-- Start Input --
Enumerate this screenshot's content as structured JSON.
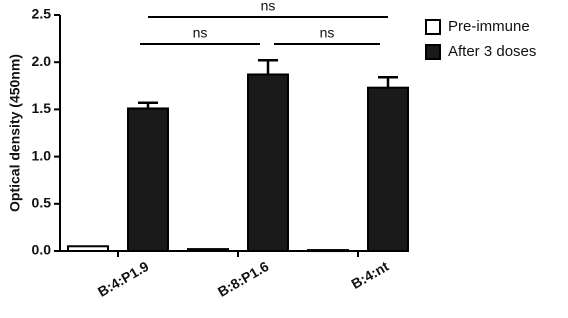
{
  "chart_data": {
    "type": "bar",
    "y_label": "Optical density (450nm)",
    "categories": [
      "B:4:P1.9",
      "B:8:P1.6",
      "B:4:nt"
    ],
    "series": [
      {
        "name": "Pre-immune",
        "color": "#ffffff",
        "values": [
          0.05,
          0.02,
          0.01
        ]
      },
      {
        "name": "After 3 doses",
        "color": "#1a1a1a",
        "values": [
          1.51,
          1.87,
          1.73
        ],
        "errors": [
          0.06,
          0.15,
          0.11
        ]
      }
    ],
    "ylim": [
      0,
      2.5
    ],
    "yticks": [
      {
        "value": 0,
        "label": "0.0"
      },
      0.5,
      {
        "value": 1,
        "label": "1.0"
      },
      1.5,
      {
        "value": 2,
        "label": "2.0"
      },
      2.5
    ],
    "comparisons": [
      {
        "label": "ns",
        "pair": [
          0,
          1
        ]
      },
      {
        "label": "ns",
        "pair": [
          1,
          2
        ]
      },
      {
        "label": "ns",
        "pair": [
          0,
          2
        ]
      }
    ],
    "legend": "top-right"
  }
}
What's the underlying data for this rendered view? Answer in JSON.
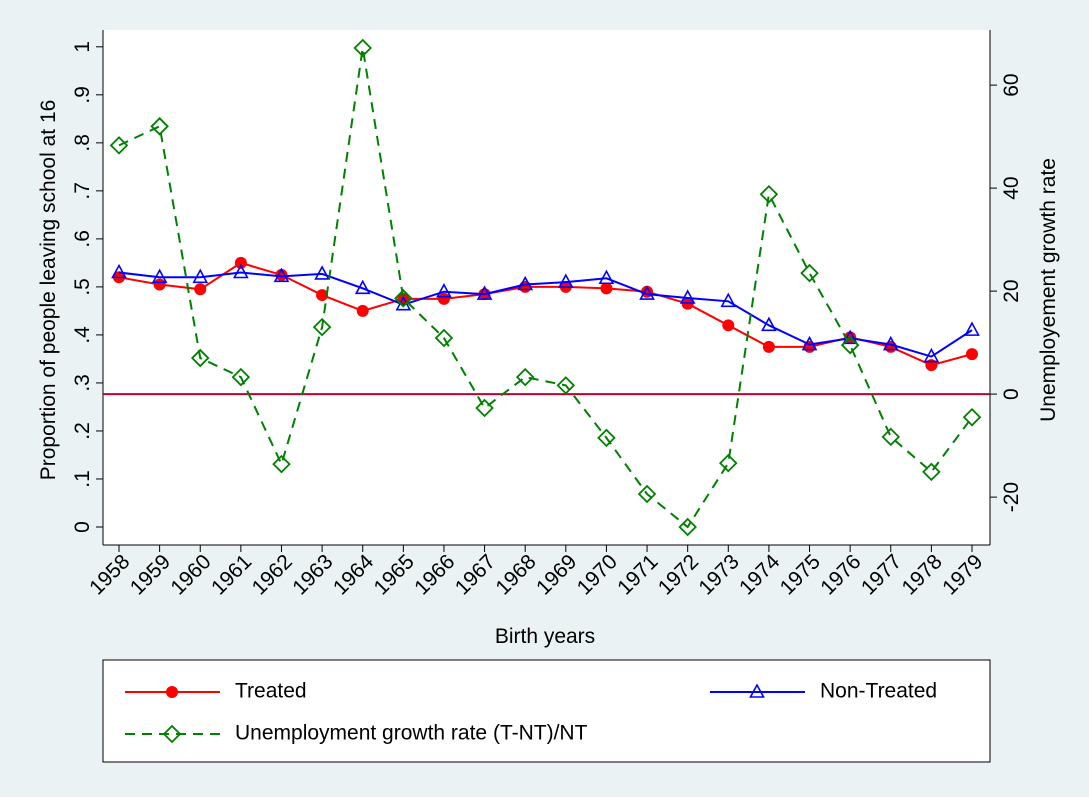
{
  "chart_data": {
    "type": "line",
    "x_label": "Birth years",
    "y_label": "Proportion of people leaving school at 16",
    "y2_label": "Unemployement growth rate",
    "categories": [
      "1958",
      "1959",
      "1960",
      "1961",
      "1962",
      "1963",
      "1964",
      "1965",
      "1966",
      "1967",
      "1968",
      "1969",
      "1970",
      "1971",
      "1972",
      "1973",
      "1974",
      "1975",
      "1976",
      "1977",
      "1978",
      "1979"
    ],
    "series": [
      {
        "name": "Treated",
        "color": "#ff0000",
        "marker": "circle",
        "dashed": false,
        "values": [
          0.52,
          0.505,
          0.495,
          0.55,
          0.525,
          0.483,
          0.45,
          0.475,
          0.475,
          0.485,
          0.5,
          0.5,
          0.497,
          0.49,
          0.465,
          0.42,
          0.375,
          0.375,
          0.395,
          0.375,
          0.337,
          0.36
        ]
      },
      {
        "name": "Non-Treated",
        "color": "#0000ff",
        "marker": "triangle",
        "dashed": false,
        "values": [
          0.53,
          0.52,
          0.52,
          0.53,
          0.522,
          0.527,
          0.497,
          0.463,
          0.49,
          0.485,
          0.505,
          0.51,
          0.518,
          0.485,
          0.477,
          0.47,
          0.42,
          0.38,
          0.393,
          0.38,
          0.355,
          0.41
        ]
      },
      {
        "name": "Unemployment growth rate (T-NT)/NT",
        "color": "#008000",
        "marker": "diamond",
        "dashed": true,
        "axis": "y2",
        "values": [
          48.3,
          52,
          7,
          3.3,
          -13.6,
          13,
          67.2,
          18.6,
          10.9,
          -2.7,
          3.3,
          1.7,
          -8.5,
          -19.4,
          -25.8,
          -13.4,
          38.8,
          23.5,
          9.5,
          -8.3,
          -15.1,
          -4.5
        ]
      }
    ],
    "ylim": [
      -0.0375,
      1.035
    ],
    "yticks": [
      0,
      {
        "value": 0.1,
        "label": ".1"
      },
      {
        "value": 0.2,
        "label": ".2"
      },
      {
        "value": 0.3,
        "label": ".3"
      },
      {
        "value": 0.4,
        "label": ".4"
      },
      {
        "value": 0.5,
        "label": ".5"
      },
      {
        "value": 0.6,
        "label": ".6"
      },
      {
        "value": 0.7,
        "label": ".7"
      },
      {
        "value": 0.8,
        "label": ".8"
      },
      {
        "value": 0.9,
        "label": ".9"
      },
      1
    ],
    "y2lim": [
      -29.3,
      70.7
    ],
    "y2ticks": [
      -20,
      0,
      20,
      40,
      60
    ],
    "reference_line": {
      "value": 0,
      "axis": "y2",
      "color": "#c00030"
    },
    "grid": false
  }
}
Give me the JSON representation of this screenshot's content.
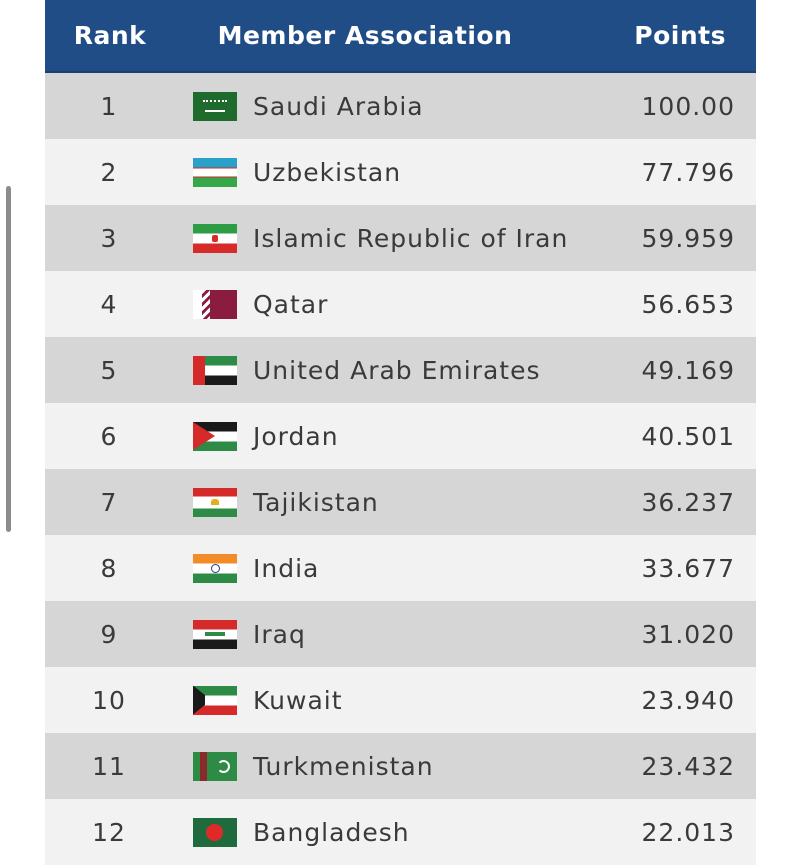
{
  "header": {
    "rank": "Rank",
    "association": "Member Association",
    "points": "Points"
  },
  "rows": [
    {
      "rank": "1",
      "name": "Saudi Arabia",
      "points": "100.00",
      "flag": "saudi-arabia-flag"
    },
    {
      "rank": "2",
      "name": "Uzbekistan",
      "points": "77.796",
      "flag": "uzbekistan-flag"
    },
    {
      "rank": "3",
      "name": "Islamic Republic of Iran",
      "points": "59.959",
      "flag": "iran-flag"
    },
    {
      "rank": "4",
      "name": "Qatar",
      "points": "56.653",
      "flag": "qatar-flag"
    },
    {
      "rank": "5",
      "name": "United Arab Emirates",
      "points": "49.169",
      "flag": "uae-flag"
    },
    {
      "rank": "6",
      "name": "Jordan",
      "points": "40.501",
      "flag": "jordan-flag"
    },
    {
      "rank": "7",
      "name": "Tajikistan",
      "points": "36.237",
      "flag": "tajikistan-flag"
    },
    {
      "rank": "8",
      "name": "India",
      "points": "33.677",
      "flag": "india-flag"
    },
    {
      "rank": "9",
      "name": "Iraq",
      "points": "31.020",
      "flag": "iraq-flag"
    },
    {
      "rank": "10",
      "name": "Kuwait",
      "points": "23.940",
      "flag": "kuwait-flag"
    },
    {
      "rank": "11",
      "name": "Turkmenistan",
      "points": "23.432",
      "flag": "turkmenistan-flag"
    },
    {
      "rank": "12",
      "name": "Bangladesh",
      "points": "22.013",
      "flag": "bangladesh-flag"
    }
  ],
  "colors": {
    "header_bg": "#214d87",
    "row_odd": "#d6d6d6",
    "row_even": "#f2f2f2"
  }
}
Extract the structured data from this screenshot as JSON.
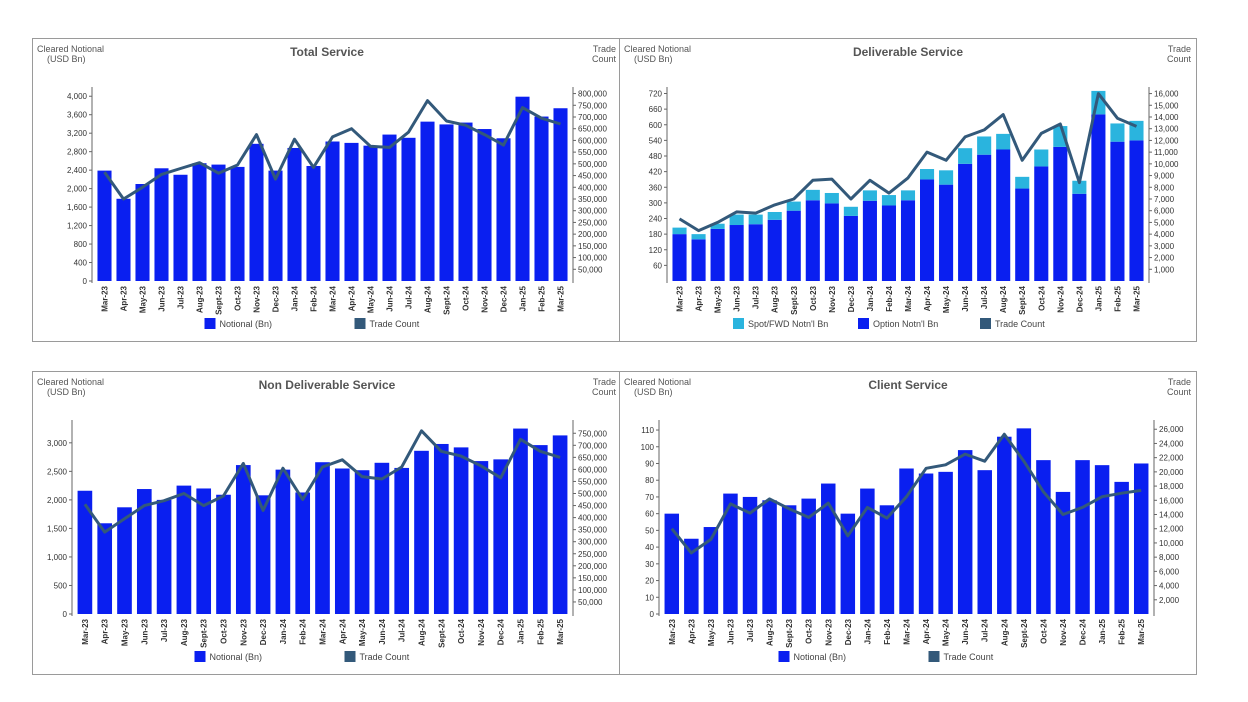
{
  "months": [
    "Mar-23",
    "Apr-23",
    "May-23",
    "Jun-23",
    "Jul-23",
    "Aug-23",
    "Sept-23",
    "Oct-23",
    "Nov-23",
    "Dec-23",
    "Jan-24",
    "Feb-24",
    "Mar-24",
    "Apr-24",
    "May-24",
    "Jun-24",
    "Jul-24",
    "Aug-24",
    "Sept-24",
    "Oct-24",
    "Nov-24",
    "Dec-24",
    "Jan-25",
    "Feb-25",
    "Mar-25"
  ],
  "colors": {
    "bar": "#0a1ff0",
    "spot": "#2ab4de",
    "line": "#33597a",
    "axis": "#666666"
  },
  "chart_data": [
    {
      "id": "total",
      "type": "bar",
      "title": "Total Service",
      "ylabel": "Cleared Notional\n(USD Bn)",
      "y2label": "Trade\nCount",
      "ylim": [
        0,
        4200
      ],
      "yticks": [
        0,
        400,
        800,
        1200,
        1600,
        2000,
        2400,
        2800,
        3200,
        3600,
        4000
      ],
      "y2lim": [
        0,
        828000
      ],
      "y2ticks": [
        50000,
        100000,
        150000,
        200000,
        250000,
        300000,
        350000,
        400000,
        450000,
        500000,
        550000,
        600000,
        650000,
        700000,
        750000,
        800000
      ],
      "series": [
        {
          "name": "Notional (Bn)",
          "kind": "bar",
          "values": [
            2390,
            1780,
            2100,
            2440,
            2300,
            2550,
            2520,
            2470,
            2970,
            2390,
            2880,
            2490,
            3020,
            2990,
            2930,
            3170,
            3100,
            3450,
            3390,
            3430,
            3290,
            3090,
            3990,
            3560,
            3740
          ]
        },
        {
          "name": "Trade Count",
          "kind": "line",
          "axis": "y2",
          "values": [
            465000,
            350000,
            400000,
            455000,
            480000,
            505000,
            460000,
            495000,
            625000,
            435000,
            605000,
            485000,
            615000,
            650000,
            575000,
            570000,
            635000,
            770000,
            683000,
            665000,
            625000,
            580000,
            740000,
            695000,
            670000
          ]
        }
      ],
      "legend": [
        "Notional (Bn)",
        "Trade Count"
      ]
    },
    {
      "id": "deliverable",
      "type": "bar",
      "title": "Deliverable Service",
      "ylabel": "Cleared Notional\n(USD Bn)",
      "y2label": "Trade\nCount",
      "ylim": [
        0,
        745
      ],
      "yticks": [
        60,
        120,
        180,
        240,
        300,
        360,
        420,
        480,
        540,
        600,
        660,
        720
      ],
      "y2lim": [
        0,
        16560
      ],
      "y2ticks": [
        1000,
        2000,
        3000,
        4000,
        5000,
        6000,
        7000,
        8000,
        9000,
        10000,
        11000,
        12000,
        13000,
        14000,
        15000,
        16000
      ],
      "stacked": true,
      "series": [
        {
          "name": "Option Notn'l Bn",
          "kind": "bar",
          "values": [
            180,
            160,
            200,
            215,
            218,
            235,
            270,
            310,
            298,
            250,
            308,
            290,
            310,
            390,
            370,
            450,
            485,
            505,
            355,
            440,
            515,
            335,
            640,
            535,
            540
          ]
        },
        {
          "name": "Spot/FWD Notn'l Bn",
          "kind": "bar",
          "values": [
            25,
            20,
            20,
            40,
            37,
            30,
            35,
            40,
            40,
            35,
            40,
            40,
            38,
            40,
            55,
            60,
            70,
            60,
            45,
            65,
            80,
            50,
            90,
            70,
            75
          ]
        },
        {
          "name": "Trade Count",
          "kind": "line",
          "axis": "y2",
          "values": [
            5300,
            4300,
            5000,
            5900,
            5800,
            6500,
            7000,
            8600,
            8700,
            7000,
            8600,
            7500,
            8800,
            11000,
            10300,
            12300,
            12900,
            14200,
            10300,
            12600,
            13400,
            8400,
            16000,
            13900,
            13200
          ]
        }
      ],
      "legend": [
        "Spot/FWD Notn'l Bn",
        "Option Notn'l Bn",
        "Trade Count"
      ]
    },
    {
      "id": "nondeliverable",
      "type": "bar",
      "title": "Non Deliverable Service",
      "ylabel": "Cleared Notional\n(USD Bn)",
      "y2label": "Trade\nCount",
      "ylim": [
        0,
        3400
      ],
      "yticks": [
        0,
        500,
        1000,
        1500,
        2000,
        2500,
        3000
      ],
      "y2lim": [
        0,
        805000
      ],
      "y2ticks": [
        50000,
        100000,
        150000,
        200000,
        250000,
        300000,
        350000,
        400000,
        450000,
        500000,
        550000,
        600000,
        650000,
        700000,
        750000
      ],
      "series": [
        {
          "name": "Notional (Bn)",
          "kind": "bar",
          "values": [
            2160,
            1590,
            1870,
            2190,
            2000,
            2250,
            2200,
            2090,
            2610,
            2080,
            2530,
            2130,
            2660,
            2550,
            2520,
            2650,
            2560,
            2860,
            2980,
            2920,
            2680,
            2710,
            3250,
            2960,
            3130
          ]
        },
        {
          "name": "Trade Count",
          "kind": "line",
          "axis": "y2",
          "values": [
            455000,
            340000,
            395000,
            450000,
            470000,
            500000,
            450000,
            490000,
            625000,
            430000,
            605000,
            475000,
            610000,
            640000,
            570000,
            560000,
            610000,
            760000,
            675000,
            655000,
            615000,
            565000,
            725000,
            675000,
            650000
          ]
        }
      ],
      "legend": [
        "Notional (Bn)",
        "Trade Count"
      ]
    },
    {
      "id": "client",
      "type": "bar",
      "title": "Client Service",
      "ylabel": "Cleared Notional\n(USD Bn)",
      "y2label": "Trade\nCount",
      "ylim": [
        0,
        116
      ],
      "yticks": [
        0,
        10,
        20,
        30,
        40,
        50,
        60,
        70,
        80,
        90,
        100,
        110
      ],
      "y2lim": [
        0,
        27300
      ],
      "y2ticks": [
        2000,
        4000,
        6000,
        8000,
        10000,
        12000,
        14000,
        16000,
        18000,
        20000,
        22000,
        24000,
        26000
      ],
      "series": [
        {
          "name": "Notional (Bn)",
          "kind": "bar",
          "values": [
            60,
            45,
            52,
            72,
            70,
            68,
            65,
            69,
            78,
            60,
            75,
            65,
            87,
            84,
            85,
            98,
            86,
            106,
            111,
            92,
            73,
            92,
            89,
            79,
            90
          ]
        },
        {
          "name": "Trade Count",
          "kind": "line",
          "axis": "y2",
          "values": [
            12000,
            8600,
            10500,
            15500,
            14200,
            16200,
            14800,
            13600,
            15600,
            11000,
            15000,
            13500,
            16500,
            20500,
            21000,
            22500,
            21500,
            25300,
            21500,
            17200,
            14000,
            15000,
            16500,
            17000,
            17400
          ]
        }
      ],
      "legend": [
        "Notional (Bn)",
        "Trade Count"
      ]
    }
  ]
}
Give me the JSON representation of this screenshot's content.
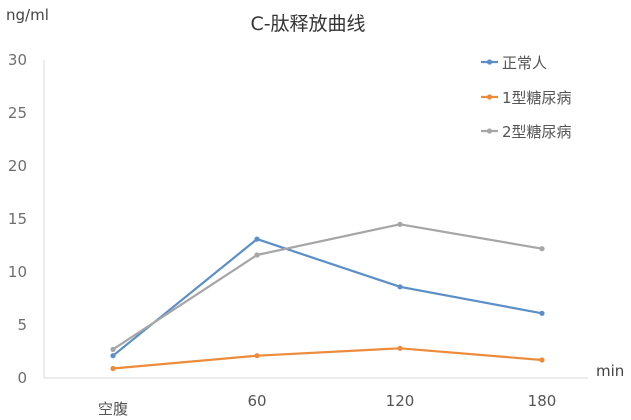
-- End Input --
Your objective :: Using the data above, say how many lines include "screenshot". No other reply is needed.

Result for this exercise :: 4